QUESTIONS ON THE MATERIAL:
- A) According to the Roger McLachlan article, who replaced McLachlan in Little River Band in 1976?
- B) Please list every person the Roger McLachlan article names other than McLachlan himself.
- C) Resume the Roger McLachlan article after its final sentence.

EXTRACT PROVIDED:
━━━━━━━━━━━━━━━━━━━━

- Born: 15 January 1954 Riverton, New Zealand
- Died: 16 April 2025 (aged 71) Melbourne, Victoria, Australia
- Genres: Rock music
- Occupation: Musician
- Instrument: Bass guitar
- Years active: 1965–2025
- Formerly of: Little River Band, Stars
- Website: www.rogermclachlan.com

= Roger McLachlan =

New Zealand bass guitarist (1954–2025)

Roger McLachlan (15 January 1954 – 16 April 2025) was a New Zealand bass guitarist based in Australia. He was an early bass player for Little River Band.

==Early life==
McLachlan was born on 15 January 1954 in the small town of Riverton, near Invercargill, New Zealand. He moved to Australia in 1974 to join the touring band for the stage musical Godspell.

==Little River Band==
In 1975, McLachlan was invited to join the supergroup Little River Band, replacing the short-tenured Dave Orams. He appeared on the first two albums Little River Band and After Hours, and toured extensively, making 311 appearances with the band. He was replaced by George McArdle in 1976. By 1998, all original members of Little River Band had left. Guitarist Stephen Housden gained ownership of the band name, and asked McLachlan to re-join. He remained with the band for a year, until the pressure of touring in the United States led him to depart again.

==Subsequent career==
McLachlan joined country-rock outfit Stars in 1976, remaining with them into 1977.

━━━━━━━━━━━━━━━━━━━━

(Records from a dataset)
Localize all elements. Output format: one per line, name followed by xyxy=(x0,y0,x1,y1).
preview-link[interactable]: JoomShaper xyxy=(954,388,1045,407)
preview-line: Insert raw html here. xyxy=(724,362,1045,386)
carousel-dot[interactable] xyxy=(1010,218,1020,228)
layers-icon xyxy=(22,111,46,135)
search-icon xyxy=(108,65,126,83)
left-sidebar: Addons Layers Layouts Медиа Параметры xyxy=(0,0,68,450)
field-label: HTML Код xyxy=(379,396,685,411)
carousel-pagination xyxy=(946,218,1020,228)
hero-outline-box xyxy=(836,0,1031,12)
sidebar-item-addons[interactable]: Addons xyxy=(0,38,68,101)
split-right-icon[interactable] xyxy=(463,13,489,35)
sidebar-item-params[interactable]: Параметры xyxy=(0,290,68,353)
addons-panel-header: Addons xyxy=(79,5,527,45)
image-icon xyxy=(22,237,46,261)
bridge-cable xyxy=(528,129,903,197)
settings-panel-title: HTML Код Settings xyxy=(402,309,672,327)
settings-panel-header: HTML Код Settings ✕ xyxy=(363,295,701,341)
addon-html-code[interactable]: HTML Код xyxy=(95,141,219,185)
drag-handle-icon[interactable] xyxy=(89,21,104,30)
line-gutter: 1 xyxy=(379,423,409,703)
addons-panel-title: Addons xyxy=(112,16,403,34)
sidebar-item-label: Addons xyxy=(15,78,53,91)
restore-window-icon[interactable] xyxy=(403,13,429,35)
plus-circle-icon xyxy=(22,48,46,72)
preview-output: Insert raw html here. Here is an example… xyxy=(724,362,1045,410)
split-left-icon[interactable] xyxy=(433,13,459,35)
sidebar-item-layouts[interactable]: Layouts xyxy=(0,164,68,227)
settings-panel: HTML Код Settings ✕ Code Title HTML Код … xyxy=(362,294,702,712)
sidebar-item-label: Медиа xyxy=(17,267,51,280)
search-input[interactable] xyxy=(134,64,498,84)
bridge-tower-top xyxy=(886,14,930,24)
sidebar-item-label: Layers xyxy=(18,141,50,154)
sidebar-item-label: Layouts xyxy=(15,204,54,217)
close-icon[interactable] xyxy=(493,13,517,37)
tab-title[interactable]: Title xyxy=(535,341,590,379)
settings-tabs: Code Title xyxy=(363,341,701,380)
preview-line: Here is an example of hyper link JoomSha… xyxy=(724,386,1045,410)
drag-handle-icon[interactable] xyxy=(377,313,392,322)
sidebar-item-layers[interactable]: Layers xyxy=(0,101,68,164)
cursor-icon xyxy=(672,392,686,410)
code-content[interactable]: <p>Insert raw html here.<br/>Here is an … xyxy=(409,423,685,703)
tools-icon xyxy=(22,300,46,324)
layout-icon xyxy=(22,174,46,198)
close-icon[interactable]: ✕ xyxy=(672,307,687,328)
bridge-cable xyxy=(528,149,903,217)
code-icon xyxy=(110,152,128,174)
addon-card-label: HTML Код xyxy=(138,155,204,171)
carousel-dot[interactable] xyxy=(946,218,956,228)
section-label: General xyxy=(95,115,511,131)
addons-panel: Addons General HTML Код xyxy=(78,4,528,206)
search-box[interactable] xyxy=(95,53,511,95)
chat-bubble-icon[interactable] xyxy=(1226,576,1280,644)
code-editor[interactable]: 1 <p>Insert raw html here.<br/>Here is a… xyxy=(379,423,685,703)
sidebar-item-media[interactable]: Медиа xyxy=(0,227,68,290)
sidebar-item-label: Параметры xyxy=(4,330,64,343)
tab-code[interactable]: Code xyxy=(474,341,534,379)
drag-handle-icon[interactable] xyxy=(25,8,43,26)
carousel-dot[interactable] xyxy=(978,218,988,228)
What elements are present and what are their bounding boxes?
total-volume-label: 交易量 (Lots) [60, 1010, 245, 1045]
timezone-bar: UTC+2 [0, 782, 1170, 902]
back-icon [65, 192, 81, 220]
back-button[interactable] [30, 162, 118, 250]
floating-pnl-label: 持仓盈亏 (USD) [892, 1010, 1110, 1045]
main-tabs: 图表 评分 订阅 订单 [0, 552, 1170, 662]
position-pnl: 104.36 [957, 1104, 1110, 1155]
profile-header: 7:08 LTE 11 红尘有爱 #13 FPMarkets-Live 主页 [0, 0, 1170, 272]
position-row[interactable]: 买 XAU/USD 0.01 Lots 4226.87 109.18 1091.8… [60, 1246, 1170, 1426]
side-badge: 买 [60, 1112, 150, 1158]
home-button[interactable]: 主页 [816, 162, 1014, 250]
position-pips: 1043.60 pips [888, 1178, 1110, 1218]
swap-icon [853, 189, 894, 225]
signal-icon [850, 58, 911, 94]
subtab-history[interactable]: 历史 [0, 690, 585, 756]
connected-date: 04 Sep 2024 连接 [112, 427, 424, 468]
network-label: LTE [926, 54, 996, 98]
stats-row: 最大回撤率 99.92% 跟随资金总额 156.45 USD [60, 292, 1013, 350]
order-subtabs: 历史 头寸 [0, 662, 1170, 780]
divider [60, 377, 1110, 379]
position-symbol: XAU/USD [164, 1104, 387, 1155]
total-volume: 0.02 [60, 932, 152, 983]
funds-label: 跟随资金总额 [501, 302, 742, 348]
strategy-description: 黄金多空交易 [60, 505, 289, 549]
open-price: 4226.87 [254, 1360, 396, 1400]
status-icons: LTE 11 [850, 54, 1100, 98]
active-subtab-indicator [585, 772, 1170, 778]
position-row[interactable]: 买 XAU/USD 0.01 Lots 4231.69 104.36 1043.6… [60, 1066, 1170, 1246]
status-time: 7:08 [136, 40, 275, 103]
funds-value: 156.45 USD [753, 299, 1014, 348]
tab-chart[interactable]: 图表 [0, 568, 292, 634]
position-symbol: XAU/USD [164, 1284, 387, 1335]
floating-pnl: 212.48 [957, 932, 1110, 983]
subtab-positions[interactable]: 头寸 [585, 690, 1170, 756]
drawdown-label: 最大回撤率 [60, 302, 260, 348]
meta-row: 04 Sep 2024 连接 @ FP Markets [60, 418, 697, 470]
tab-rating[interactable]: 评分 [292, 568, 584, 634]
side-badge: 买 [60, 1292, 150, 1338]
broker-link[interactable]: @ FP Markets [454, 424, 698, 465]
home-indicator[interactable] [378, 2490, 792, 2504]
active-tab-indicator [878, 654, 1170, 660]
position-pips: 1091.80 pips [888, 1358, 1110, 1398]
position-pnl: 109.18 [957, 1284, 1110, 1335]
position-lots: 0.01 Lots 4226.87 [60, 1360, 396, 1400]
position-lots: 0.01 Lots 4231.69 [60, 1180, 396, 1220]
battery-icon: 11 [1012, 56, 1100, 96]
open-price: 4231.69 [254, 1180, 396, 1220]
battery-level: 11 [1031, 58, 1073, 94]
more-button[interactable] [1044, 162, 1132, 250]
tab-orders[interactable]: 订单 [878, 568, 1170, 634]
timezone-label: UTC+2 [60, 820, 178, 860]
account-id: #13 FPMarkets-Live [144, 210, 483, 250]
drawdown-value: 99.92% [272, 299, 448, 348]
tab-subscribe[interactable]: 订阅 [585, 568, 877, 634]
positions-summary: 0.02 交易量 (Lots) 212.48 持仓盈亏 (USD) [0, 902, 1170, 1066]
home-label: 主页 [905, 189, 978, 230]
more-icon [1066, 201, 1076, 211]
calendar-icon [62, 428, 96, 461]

━━━━━━━━━━━━━━━━━━━━

ANSWERS FOR THE TASKS:
- A) George McArdle

- B) Dave Orams, George McArdle, Stephen Housden

- C)
He was a member of the jazz-rock-experimental band Pyramid with David Jones, David Hirschfelder and Bob Venier, releasing albums in 1980 and 1983, and touring Europe in 1983.

As a session musician, he played the bass parts on the international John Farnham hit "You're the Voice" and also recorded fretless bass for "Touch Of Paradise" from the same album.

In the 1990s he joined Geoff Achison's on-going band The Souldiggers, recording several albums and continuing to tour Australia.

In 2012 McLachlan recorded a solo album: Roger This Roger That. He re-released the album with a live performance at Melbourne venue The Fyrefly in 2019.

He was part of the Stars re-formed lineup of 2019. They have released a live DVD, and two new albums: Boundary Rider and One More Circle Round the Sun.

== Death ==
McLachlan died from pancreatic cancer on 16 April 2025, at the age of 71.